_Problem_:
The data below should be copied over with complete accuracy.

(Excerpts from a figure dataset)
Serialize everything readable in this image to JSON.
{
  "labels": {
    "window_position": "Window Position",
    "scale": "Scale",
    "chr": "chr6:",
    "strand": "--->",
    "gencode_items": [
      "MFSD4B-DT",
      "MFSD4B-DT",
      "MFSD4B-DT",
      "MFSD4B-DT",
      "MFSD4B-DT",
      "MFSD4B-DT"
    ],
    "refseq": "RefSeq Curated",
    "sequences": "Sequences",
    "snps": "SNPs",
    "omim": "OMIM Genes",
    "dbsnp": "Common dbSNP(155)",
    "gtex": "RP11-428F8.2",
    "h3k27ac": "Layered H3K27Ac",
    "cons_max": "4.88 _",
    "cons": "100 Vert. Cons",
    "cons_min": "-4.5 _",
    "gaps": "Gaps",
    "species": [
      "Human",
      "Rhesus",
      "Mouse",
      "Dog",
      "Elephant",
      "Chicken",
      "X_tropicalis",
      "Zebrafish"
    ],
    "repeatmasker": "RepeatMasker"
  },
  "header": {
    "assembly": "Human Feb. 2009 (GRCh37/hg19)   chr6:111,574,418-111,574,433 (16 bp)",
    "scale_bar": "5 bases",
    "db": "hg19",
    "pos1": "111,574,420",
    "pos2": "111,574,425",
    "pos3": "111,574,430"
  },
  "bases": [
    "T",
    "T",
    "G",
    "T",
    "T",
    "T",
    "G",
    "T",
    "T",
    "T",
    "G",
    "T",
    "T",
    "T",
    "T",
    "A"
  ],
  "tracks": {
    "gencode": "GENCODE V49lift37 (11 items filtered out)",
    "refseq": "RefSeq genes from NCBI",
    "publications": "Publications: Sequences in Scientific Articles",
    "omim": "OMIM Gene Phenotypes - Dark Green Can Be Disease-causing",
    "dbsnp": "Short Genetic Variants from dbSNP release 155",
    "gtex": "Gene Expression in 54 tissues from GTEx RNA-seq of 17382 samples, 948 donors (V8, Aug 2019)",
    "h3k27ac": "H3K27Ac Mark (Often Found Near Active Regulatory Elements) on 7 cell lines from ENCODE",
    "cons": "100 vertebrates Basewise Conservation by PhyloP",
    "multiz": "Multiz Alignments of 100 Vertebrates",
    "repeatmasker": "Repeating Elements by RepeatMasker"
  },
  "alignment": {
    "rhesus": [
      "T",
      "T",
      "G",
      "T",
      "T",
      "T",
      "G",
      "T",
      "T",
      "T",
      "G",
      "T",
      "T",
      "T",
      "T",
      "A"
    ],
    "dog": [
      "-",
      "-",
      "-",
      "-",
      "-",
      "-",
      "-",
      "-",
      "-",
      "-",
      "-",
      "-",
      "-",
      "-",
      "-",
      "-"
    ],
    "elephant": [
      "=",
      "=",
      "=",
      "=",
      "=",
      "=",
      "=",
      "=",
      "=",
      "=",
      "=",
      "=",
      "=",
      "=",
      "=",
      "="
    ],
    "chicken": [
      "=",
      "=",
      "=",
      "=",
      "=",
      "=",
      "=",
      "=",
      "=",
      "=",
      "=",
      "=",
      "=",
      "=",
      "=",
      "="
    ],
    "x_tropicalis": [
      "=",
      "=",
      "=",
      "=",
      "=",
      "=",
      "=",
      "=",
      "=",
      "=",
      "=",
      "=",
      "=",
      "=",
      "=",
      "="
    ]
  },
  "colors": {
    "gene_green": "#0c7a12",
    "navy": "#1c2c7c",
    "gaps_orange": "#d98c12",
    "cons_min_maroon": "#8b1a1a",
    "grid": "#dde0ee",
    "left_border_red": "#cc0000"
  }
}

_Response box_:
Serialize everything readable in this image to JSON.
{
  "labels": {
    "window_position": "Window Position",
    "scale": "Scale",
    "chr": "chr6:",
    "strand": "--->",
    "gencode_items": [
      "MFSD4B-DT",
      "MFSD4B-DT",
      "MFSD4B-DT",
      "MFSD4B-DT",
      "MFSD4B-DT",
      "MFSD4B-DT"
    ],
    "refseq": "RefSeq Curated",
    "sequences": "Sequences",
    "snps": "SNPs",
    "omim": "OMIM Genes",
    "dbsnp": "Common dbSNP(155)",
    "gtex": "RP11-428F8.2",
    "h3k27ac": "Layered H3K27Ac",
    "cons_max": "4.88 _",
    "cons": "100 Vert. Cons",
    "cons_min": "-4.5 _",
    "gaps": "Gaps",
    "species": [
      "Human",
      "Rhesus",
      "Mouse",
      "Dog",
      "Elephant",
      "Chicken",
      "X_tropicalis",
      "Zebrafish"
    ],
    "repeatmasker": "RepeatMasker"
  },
  "header": {
    "assembly": "Human Feb. 2009 (GRCh37/hg19)   chr6:111,574,418-111,574,433 (16 bp)",
    "scale_bar": "5 bases",
    "db": "hg19",
    "pos1": "111,574,420",
    "pos2": "111,574,425",
    "pos3": "111,574,430"
  },
  "bases": [
    "T",
    "T",
    "G",
    "T",
    "T",
    "T",
    "G",
    "T",
    "T",
    "T",
    "G",
    "T",
    "T",
    "T",
    "T",
    "A"
  ],
  "tracks": {
    "gencode": "GENCODE V49lift37 (11 items filtered out)",
    "refseq": "RefSeq genes from NCBI",
    "publications": "Publications: Sequences in Scientific Articles",
    "omim": "OMIM Gene Phenotypes - Dark Green Can Be Disease-causing",
    "dbsnp": "Short Genetic Variants from dbSNP release 155",
    "gtex": "Gene Expression in 54 tissues from GTEx RNA-seq of 17382 samples, 948 donors (V8, Aug 2019)",
    "h3k27ac": "H3K27Ac Mark (Often Found Near Active Regulatory Elements) on 7 cell lines from ENCODE",
    "cons": "100 vertebrates Basewise Conservation by PhyloP",
    "multiz": "Multiz Alignments of 100 Vertebrates",
    "repeatmasker": "Repeating Elements by RepeatMasker"
  },
  "alignment": {
    "rhesus": [
      "T",
      "T",
      "G",
      "T",
      "T",
      "T",
      "G",
      "T",
      "T",
      "T",
      "G",
      "T",
      "T",
      "T",
      "T",
      "A"
    ],
    "dog": [
      "-",
      "-",
      "-",
      "-",
      "-",
      "-",
      "-",
      "-",
      "-",
      "-",
      "-",
      "-",
      "-",
      "-",
      "-",
      "-"
    ],
    "elephant": [
      "=",
      "=",
      "=",
      "=",
      "=",
      "=",
      "=",
      "=",
      "=",
      "=",
      "=",
      "=",
      "=",
      "=",
      "=",
      "="
    ],
    "chicken": [
      "=",
      "=",
      "=",
      "=",
      "=",
      "=",
      "=",
      "=",
      "=",
      "=",
      "=",
      "=",
      "=",
      "=",
      "=",
      "="
    ],
    "x_tropicalis": [
      "=",
      "=",
      "=",
      "=",
      "=",
      "=",
      "=",
      "=",
      "=",
      "=",
      "=",
      "=",
      "=",
      "=",
      "=",
      "="
    ]
  },
  "colors": {
    "gene_green": "#0c7a12",
    "navy": "#1c2c7c",
    "gaps_orange": "#d98c12",
    "cons_min_maroon": "#8b1a1a",
    "grid": "#dde0ee",
    "left_border_red": "#cc0000"
  }
}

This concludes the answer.